**Collected data:**
+ + + + +

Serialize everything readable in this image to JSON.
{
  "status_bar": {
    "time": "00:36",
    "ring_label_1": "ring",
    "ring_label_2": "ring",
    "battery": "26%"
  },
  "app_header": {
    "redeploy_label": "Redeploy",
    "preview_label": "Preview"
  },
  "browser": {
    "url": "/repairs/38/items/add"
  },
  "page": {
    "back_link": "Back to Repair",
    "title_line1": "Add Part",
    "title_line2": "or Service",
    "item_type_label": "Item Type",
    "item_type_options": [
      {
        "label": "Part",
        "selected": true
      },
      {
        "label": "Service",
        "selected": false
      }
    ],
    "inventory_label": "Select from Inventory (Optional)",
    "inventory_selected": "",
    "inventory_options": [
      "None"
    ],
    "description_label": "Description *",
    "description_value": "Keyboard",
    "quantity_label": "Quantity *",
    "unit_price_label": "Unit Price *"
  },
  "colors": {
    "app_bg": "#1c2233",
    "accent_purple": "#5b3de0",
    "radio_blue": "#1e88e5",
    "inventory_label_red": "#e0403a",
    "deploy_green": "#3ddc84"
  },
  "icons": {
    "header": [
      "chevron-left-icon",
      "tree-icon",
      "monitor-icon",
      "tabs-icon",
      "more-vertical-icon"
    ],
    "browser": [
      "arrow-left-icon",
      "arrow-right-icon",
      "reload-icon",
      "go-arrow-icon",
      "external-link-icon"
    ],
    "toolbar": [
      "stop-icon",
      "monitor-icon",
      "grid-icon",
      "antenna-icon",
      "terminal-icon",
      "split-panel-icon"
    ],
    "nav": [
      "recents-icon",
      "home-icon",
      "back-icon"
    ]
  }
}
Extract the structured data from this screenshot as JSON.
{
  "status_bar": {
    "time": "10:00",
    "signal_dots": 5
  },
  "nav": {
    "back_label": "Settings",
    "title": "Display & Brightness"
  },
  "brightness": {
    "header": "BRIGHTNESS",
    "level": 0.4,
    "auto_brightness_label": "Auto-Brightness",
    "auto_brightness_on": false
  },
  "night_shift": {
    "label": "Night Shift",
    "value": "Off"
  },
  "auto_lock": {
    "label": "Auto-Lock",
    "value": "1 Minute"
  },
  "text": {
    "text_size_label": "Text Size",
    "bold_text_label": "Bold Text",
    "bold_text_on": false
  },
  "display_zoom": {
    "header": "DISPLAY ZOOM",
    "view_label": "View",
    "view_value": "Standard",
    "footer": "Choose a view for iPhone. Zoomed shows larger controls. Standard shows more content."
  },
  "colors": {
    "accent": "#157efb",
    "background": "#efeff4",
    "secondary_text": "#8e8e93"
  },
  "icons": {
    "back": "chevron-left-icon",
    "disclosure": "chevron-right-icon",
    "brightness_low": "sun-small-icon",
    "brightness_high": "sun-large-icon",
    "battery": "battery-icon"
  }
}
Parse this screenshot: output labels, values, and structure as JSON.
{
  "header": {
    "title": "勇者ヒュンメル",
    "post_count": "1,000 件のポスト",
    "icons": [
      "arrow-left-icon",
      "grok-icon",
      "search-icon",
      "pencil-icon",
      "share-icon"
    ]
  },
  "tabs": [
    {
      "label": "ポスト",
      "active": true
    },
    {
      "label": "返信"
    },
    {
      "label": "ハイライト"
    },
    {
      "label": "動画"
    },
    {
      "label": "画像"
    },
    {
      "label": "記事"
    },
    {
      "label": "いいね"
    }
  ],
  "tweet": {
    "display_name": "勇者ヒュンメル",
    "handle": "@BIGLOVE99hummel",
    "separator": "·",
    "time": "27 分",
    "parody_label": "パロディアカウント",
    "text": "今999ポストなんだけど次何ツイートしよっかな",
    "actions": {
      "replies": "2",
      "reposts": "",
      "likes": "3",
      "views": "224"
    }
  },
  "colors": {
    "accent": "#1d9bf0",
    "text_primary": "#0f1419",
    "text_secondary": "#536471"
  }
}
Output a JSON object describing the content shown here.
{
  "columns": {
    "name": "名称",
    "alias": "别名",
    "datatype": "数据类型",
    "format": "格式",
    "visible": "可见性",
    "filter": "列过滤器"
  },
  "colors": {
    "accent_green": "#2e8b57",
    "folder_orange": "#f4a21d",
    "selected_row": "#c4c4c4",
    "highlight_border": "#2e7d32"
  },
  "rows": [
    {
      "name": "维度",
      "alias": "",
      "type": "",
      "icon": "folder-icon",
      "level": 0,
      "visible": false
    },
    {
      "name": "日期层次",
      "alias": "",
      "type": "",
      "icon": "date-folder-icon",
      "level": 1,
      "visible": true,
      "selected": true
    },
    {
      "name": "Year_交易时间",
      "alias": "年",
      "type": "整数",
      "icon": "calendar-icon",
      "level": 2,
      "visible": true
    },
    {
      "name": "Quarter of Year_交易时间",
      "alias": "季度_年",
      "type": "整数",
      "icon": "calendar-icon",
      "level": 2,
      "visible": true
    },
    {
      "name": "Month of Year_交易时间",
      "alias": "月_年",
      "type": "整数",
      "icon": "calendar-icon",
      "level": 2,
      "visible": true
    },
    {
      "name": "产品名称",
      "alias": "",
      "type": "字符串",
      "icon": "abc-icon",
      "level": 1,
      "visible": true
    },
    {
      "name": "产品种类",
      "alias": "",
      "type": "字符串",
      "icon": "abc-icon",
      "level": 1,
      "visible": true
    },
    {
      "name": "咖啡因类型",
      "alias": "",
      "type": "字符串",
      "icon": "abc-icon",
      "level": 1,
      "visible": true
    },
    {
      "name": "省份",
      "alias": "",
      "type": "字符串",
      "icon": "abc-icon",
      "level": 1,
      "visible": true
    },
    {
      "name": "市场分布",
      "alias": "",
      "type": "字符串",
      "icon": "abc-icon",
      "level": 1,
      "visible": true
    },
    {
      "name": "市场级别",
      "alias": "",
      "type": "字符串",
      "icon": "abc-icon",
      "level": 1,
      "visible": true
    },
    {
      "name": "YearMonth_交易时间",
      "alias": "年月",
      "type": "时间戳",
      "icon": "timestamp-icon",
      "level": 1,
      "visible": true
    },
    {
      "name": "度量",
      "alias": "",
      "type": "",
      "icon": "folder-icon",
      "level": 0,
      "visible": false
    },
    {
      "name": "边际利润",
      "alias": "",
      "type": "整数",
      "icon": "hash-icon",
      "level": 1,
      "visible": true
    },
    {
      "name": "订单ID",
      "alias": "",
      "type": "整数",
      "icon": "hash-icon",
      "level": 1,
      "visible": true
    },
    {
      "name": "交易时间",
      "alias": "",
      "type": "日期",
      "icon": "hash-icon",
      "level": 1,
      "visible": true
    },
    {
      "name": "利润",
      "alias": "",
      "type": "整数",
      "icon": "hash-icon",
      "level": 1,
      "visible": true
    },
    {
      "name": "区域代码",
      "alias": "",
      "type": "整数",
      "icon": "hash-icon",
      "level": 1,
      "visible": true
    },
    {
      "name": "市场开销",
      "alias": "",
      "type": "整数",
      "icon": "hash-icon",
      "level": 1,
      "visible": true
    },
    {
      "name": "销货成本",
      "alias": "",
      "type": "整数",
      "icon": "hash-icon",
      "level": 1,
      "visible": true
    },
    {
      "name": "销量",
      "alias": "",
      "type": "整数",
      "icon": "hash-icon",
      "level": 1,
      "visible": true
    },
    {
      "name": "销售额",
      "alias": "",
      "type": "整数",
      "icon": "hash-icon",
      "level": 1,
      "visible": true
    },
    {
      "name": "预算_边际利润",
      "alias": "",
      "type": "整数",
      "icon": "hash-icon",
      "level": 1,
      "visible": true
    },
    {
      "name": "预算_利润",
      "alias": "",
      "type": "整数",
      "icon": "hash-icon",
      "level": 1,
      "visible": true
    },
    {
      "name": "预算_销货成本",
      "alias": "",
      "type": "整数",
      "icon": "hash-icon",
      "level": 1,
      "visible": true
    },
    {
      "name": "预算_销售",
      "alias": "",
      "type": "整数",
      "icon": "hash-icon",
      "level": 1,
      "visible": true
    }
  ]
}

+ + + + +

**Instructions for the task:** Which lines of the data include "false"? Copy each of them.

**Output of the task:**
        "selected": false
    "auto_brightness_on": false
    "bold_text_on": false
      "visible": false
      "visible": false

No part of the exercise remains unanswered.